— Lines of data —
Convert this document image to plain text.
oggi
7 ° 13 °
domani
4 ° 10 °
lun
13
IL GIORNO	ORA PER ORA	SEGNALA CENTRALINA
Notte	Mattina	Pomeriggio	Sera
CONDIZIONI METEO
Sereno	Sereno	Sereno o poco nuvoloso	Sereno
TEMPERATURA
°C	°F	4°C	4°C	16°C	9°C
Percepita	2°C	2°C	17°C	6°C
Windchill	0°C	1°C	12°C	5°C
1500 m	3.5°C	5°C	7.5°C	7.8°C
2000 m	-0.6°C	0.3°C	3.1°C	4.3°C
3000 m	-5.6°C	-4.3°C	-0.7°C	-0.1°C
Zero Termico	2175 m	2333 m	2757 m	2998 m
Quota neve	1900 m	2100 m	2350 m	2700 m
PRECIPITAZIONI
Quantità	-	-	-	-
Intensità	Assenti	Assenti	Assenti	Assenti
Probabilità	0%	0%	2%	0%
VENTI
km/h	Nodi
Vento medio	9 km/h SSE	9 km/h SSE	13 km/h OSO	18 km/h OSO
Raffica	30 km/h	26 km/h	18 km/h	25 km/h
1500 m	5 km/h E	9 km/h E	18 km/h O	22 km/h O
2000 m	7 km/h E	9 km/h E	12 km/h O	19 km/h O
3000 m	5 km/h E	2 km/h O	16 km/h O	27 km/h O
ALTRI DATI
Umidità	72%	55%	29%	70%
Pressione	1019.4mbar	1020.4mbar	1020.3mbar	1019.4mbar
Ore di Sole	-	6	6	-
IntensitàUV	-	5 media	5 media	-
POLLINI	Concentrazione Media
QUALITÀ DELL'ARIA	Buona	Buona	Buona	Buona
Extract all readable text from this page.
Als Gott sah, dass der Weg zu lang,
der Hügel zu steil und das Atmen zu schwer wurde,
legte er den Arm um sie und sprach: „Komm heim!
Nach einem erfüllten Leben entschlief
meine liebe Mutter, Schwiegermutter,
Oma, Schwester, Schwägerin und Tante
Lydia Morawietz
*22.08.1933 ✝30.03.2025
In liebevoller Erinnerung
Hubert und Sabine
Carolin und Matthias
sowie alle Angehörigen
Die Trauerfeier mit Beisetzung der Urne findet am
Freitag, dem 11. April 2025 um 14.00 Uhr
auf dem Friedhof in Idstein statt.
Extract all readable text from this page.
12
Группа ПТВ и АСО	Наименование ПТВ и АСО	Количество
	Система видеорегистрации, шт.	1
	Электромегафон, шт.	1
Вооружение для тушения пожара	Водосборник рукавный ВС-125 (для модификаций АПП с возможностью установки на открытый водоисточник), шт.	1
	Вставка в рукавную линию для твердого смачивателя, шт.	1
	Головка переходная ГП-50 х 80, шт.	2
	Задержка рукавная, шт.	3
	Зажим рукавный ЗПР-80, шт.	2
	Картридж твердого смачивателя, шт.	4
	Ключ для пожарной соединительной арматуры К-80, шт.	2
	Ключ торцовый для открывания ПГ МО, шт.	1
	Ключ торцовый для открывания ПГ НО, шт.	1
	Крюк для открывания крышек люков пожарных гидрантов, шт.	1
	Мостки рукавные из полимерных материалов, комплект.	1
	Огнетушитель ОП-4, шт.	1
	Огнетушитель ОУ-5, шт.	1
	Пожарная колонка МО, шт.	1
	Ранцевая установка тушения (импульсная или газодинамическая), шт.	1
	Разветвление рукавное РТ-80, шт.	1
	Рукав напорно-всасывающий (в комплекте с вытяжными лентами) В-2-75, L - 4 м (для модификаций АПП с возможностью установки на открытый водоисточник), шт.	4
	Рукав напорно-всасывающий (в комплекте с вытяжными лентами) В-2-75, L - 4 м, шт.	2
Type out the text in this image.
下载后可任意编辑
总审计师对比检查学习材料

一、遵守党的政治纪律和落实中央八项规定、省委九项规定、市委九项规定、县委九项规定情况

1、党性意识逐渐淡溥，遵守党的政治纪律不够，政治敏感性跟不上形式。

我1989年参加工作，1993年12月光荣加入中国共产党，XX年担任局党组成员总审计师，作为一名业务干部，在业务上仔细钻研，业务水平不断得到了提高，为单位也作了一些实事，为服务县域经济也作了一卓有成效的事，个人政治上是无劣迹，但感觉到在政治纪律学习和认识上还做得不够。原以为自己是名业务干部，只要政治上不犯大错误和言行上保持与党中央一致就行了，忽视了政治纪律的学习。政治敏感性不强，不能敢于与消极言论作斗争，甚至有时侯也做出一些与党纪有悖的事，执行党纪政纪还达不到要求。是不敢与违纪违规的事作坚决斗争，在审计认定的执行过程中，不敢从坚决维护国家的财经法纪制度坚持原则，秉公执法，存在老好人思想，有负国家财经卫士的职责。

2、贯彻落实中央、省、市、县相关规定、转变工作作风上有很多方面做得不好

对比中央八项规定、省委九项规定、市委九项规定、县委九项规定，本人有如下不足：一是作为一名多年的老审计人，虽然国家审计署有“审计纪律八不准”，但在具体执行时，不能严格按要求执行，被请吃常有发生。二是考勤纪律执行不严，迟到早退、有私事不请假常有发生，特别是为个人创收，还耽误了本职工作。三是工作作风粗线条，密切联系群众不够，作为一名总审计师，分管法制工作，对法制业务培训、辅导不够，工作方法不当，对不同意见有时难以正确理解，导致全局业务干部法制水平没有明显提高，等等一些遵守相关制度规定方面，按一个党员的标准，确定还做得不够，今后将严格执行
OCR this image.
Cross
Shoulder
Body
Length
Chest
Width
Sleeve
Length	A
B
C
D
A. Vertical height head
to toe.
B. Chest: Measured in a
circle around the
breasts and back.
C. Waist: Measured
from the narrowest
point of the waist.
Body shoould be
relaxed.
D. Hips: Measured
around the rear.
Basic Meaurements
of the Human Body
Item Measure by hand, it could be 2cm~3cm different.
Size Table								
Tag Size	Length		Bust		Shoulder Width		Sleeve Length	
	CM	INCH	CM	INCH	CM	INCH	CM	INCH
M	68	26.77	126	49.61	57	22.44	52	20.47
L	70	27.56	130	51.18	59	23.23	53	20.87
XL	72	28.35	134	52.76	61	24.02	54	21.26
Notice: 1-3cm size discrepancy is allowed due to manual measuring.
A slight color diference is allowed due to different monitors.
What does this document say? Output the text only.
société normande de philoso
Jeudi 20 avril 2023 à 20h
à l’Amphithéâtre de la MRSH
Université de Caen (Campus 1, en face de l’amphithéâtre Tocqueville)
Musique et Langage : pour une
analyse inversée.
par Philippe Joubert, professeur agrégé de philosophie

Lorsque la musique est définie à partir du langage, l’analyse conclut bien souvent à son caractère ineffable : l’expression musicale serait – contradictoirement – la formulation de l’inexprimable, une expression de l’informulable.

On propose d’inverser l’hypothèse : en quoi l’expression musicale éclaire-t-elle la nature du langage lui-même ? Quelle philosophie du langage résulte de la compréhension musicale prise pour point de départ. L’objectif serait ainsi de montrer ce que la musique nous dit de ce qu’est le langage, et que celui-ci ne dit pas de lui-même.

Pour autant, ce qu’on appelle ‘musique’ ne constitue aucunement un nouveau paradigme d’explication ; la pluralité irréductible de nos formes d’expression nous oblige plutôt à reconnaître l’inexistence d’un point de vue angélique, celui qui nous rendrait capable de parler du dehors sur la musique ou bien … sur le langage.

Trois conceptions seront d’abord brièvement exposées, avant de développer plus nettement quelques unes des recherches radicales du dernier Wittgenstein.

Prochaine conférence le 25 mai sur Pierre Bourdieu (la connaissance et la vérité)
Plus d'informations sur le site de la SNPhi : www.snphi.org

— Objective —
Write the data back out verbatim.

— Completed task —
Convert this document image to plain text.
oggi
7 ° 13 °
domani
4 ° 10 °
lun
13
IL GIORNO	ORA PER ORA	SEGNALA CENTRALINA
Notte	Mattina	Pomeriggio	Sera
CONDIZIONI METEO
Sereno	Sereno	Sereno o poco nuvoloso	Sereno
TEMPERATURA
°C	°F	4°C	4°C	16°C	9°C
Percepita	2°C	2°C	17°C	6°C
Windchill	0°C	1°C	12°C	5°C
1500 m	3.5°C	5°C	7.5°C	7.8°C
2000 m	-0.6°C	0.3°C	3.1°C	4.3°C
3000 m	-5.6°C	-4.3°C	-0.7°C	-0.1°C
Zero Termico	2175 m	2333 m	2757 m	2998 m
Quota neve	1900 m	2100 m	2350 m	2700 m
PRECIPITAZIONI
Quantità	-	-	-	-
Intensità	Assenti	Assenti	Assenti	Assenti
Probabilità	0%	0%	2%	0%
VENTI
km/h	Nodi
Vento medio	9 km/h SSE	9 km/h SSE	13 km/h OSO	18 km/h OSO
Raffica	30 km/h	26 km/h	18 km/h	25 km/h
1500 m	5 km/h E	9 km/h E	18 km/h O	22 km/h O
2000 m	7 km/h E	9 km/h E	12 km/h O	19 km/h O
3000 m	5 km/h E	2 km/h O	16 km/h O	27 km/h O
ALTRI DATI
Umidità	72%	55%	29%	70%
Pressione	1019.4mbar	1020.4mbar	1020.3mbar	1019.4mbar
Ore di Sole	-	6	6	-
IntensitàUV	-	5 media	5 media	-
POLLINI	Concentrazione Media
QUALITÀ DELL'ARIA	Buona	Buona	Buona	Buona
Extract all readable text from this page.
Als Gott sah, dass der Weg zu lang,
der Hügel zu steil und das Atmen zu schwer wurde,
legte er den Arm um sie und sprach: „Komm heim!
Nach einem erfüllten Leben entschlief
meine liebe Mutter, Schwiegermutter,
Oma, Schwester, Schwägerin und Tante
Lydia Morawietz
*22.08.1933 ✝30.03.2025
In liebevoller Erinnerung
Hubert und Sabine
Carolin und Matthias
sowie alle Angehörigen
Die Trauerfeier mit Beisetzung der Urne findet am
Freitag, dem 11. April 2025 um 14.00 Uhr
auf dem Friedhof in Idstein statt.
Extract all readable text from this page.
12
Группа ПТВ и АСО	Наименование ПТВ и АСО	Количество
	Система видеорегистрации, шт.	1
	Электромегафон, шт.	1
Вооружение для тушения пожара	Водосборник рукавный ВС-125 (для модификаций АПП с возможностью установки на открытый водоисточник), шт.	1
	Вставка в рукавную линию для твердого смачивателя, шт.	1
	Головка переходная ГП-50 х 80, шт.	2
	Задержка рукавная, шт.	3
	Зажим рукавный ЗПР-80, шт.	2
	Картридж твердого смачивателя, шт.	4
	Ключ для пожарной соединительной арматуры К-80, шт.	2
	Ключ торцовый для открывания ПГ МО, шт.	1
	Ключ торцовый для открывания ПГ НО, шт.	1
	Крюк для открывания крышек люков пожарных гидрантов, шт.	1
	Мостки рукавные из полимерных материалов, комплект.	1
	Огнетушитель ОП-4, шт.	1
	Огнетушитель ОУ-5, шт.	1
	Пожарная колонка МО, шт.	1
	Ранцевая установка тушения (импульсная или газодинамическая), шт.	1
	Разветвление рукавное РТ-80, шт.	1
	Рукав напорно-всасывающий (в комплекте с вытяжными лентами) В-2-75, L - 4 м (для модификаций АПП с возможностью установки на открытый водоисточник), шт.	4
	Рукав напорно-всасывающий (в комплекте с вытяжными лентами) В-2-75, L - 4 м, шт.	2
Type out the text in this image.
下载后可任意编辑
总审计师对比检查学习材料

一、遵守党的政治纪律和落实中央八项规定、省委九项规定、市委九项规定、县委九项规定情况

1、党性意识逐渐淡溥，遵守党的政治纪律不够，政治敏感性跟不上形式。

我1989年参加工作，1993年12月光荣加入中国共产党，XX年担任局党组成员总审计师，作为一名业务干部，在业务上仔细钻研，业务水平不断得到了提高，为单位也作了一些实事，为服务县域经济也作了一卓有成效的事，个人政治上是无劣迹，但感觉到在政治纪律学习和认识上还做得不够。原以为自己是名业务干部，只要政治上不犯大错误和言行上保持与党中央一致就行了，忽视了政治纪律的学习。政治敏感性不强，不能敢于与消极言论作斗争，甚至有时侯也做出一些与党纪有悖的事，执行党纪政纪还达不到要求。是不敢与违纪违规的事作坚决斗争，在审计认定的执行过程中，不敢从坚决维护国家的财经法纪制度坚持原则，秉公执法，存在老好人思想，有负国家财经卫士的职责。

2、贯彻落实中央、省、市、县相关规定、转变工作作风上有很多方面做得不好

对比中央八项规定、省委九项规定、市委九项规定、县委九项规定，本人有如下不足：一是作为一名多年的老审计人，虽然国家审计署有“审计纪律八不准”，但在具体执行时，不能严格按要求执行，被请吃常有发生。二是考勤纪律执行不严，迟到早退、有私事不请假常有发生，特别是为个人创收，还耽误了本职工作。三是工作作风粗线条，密切联系群众不够，作为一名总审计师，分管法制工作，对法制业务培训、辅导不够，工作方法不当，对不同意见有时难以正确理解，导致全局业务干部法制水平没有明显提高，等等一些遵守相关制度规定方面，按一个党员的标准，确定还做得不够，今后将严格执行
OCR this image.
Cross
Shoulder
Body
Length
Chest
Width
Sleeve
Length	A
B
C
D
A. Vertical height head
to toe.
B. Chest: Measured in a
circle around the
breasts and back.
C. Waist: Measured
from the narrowest
point of the waist.
Body shoould be
relaxed.
D. Hips: Measured
around the rear.
Basic Meaurements
of the Human Body
Item Measure by hand, it could be 2cm~3cm different.
Size Table								
Tag Size	Length		Bust		Shoulder Width		Sleeve Length	
	CM	INCH	CM	INCH	CM	INCH	CM	INCH
M	68	26.77	126	49.61	57	22.44	52	20.47
L	70	27.56	130	51.18	59	23.23	53	20.87
XL	72	28.35	134	52.76	61	24.02	54	21.26
Notice: 1-3cm size discrepancy is allowed due to manual measuring.
A slight color diference is allowed due to different monitors.
What does this document say? Output the text only.
société normande de philoso
Jeudi 20 avril 2023 à 20h
à l’Amphithéâtre de la MRSH
Université de Caen (Campus 1, en face de l’amphithéâtre Tocqueville)
Musique et Langage : pour une
analyse inversée.
par Philippe Joubert, professeur agrégé de philosophie

Lorsque la musique est définie à partir du langage, l’analyse conclut bien souvent à son caractère ineffable : l’expression musicale serait – contradictoirement – la formulation de l’inexprimable, une expression de l’informulable.

On propose d’inverser l’hypothèse : en quoi l’expression musicale éclaire-t-elle la nature du langage lui-même ? Quelle philosophie du langage résulte de la compréhension musicale prise pour point de départ. L’objectif serait ainsi de montrer ce que la musique nous dit de ce qu’est le langage, et que celui-ci ne dit pas de lui-même.

Pour autant, ce qu’on appelle ‘musique’ ne constitue aucunement un nouveau paradigme d’explication ; la pluralité irréductible de nos formes d’expression nous oblige plutôt à reconnaître l’inexistence d’un point de vue angélique, celui qui nous rendrait capable de parler du dehors sur la musique ou bien … sur le langage.

Trois conceptions seront d’abord brièvement exposées, avant de développer plus nettement quelques unes des recherches radicales du dernier Wittgenstein.

Prochaine conférence le 25 mai sur Pierre Bourdieu (la connaissance et la vérité)
Plus d'informations sur le site de la SNPhi : www.snphi.org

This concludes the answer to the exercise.